/---

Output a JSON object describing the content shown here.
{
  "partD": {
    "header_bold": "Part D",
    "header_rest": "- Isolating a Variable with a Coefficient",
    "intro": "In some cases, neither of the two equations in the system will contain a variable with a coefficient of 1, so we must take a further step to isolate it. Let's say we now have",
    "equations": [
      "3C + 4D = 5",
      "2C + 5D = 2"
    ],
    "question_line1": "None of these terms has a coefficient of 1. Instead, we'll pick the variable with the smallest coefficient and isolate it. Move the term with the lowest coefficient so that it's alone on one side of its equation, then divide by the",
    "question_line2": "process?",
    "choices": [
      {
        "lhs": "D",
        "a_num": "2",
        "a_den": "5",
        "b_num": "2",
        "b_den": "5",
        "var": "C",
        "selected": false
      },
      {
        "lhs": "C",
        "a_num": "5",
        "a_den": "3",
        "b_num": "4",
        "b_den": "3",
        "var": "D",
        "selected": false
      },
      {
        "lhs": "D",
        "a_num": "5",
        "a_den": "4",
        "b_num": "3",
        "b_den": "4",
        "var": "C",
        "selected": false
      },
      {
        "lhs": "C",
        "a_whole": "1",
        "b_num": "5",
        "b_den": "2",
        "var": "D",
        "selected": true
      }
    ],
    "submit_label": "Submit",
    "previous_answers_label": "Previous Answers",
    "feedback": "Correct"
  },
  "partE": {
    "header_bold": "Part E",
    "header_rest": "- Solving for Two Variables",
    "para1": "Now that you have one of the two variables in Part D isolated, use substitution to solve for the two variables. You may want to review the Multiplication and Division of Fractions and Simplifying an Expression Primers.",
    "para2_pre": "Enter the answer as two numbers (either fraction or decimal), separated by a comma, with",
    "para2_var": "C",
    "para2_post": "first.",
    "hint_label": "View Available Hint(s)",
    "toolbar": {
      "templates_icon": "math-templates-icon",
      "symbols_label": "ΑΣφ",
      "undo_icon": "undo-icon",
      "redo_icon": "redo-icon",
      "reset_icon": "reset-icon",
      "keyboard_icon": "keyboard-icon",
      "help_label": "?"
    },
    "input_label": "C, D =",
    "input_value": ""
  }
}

\---

- [Written exercise] Pick out and copy the lines of the entries that hold the string "icon".

- [Complete answer]
      "templates_icon": "math-templates-icon",
      "undo_icon": "undo-icon",
      "redo_icon": "redo-icon",
      "reset_icon": "reset-icon",
      "keyboard_icon": "keyboard-icon",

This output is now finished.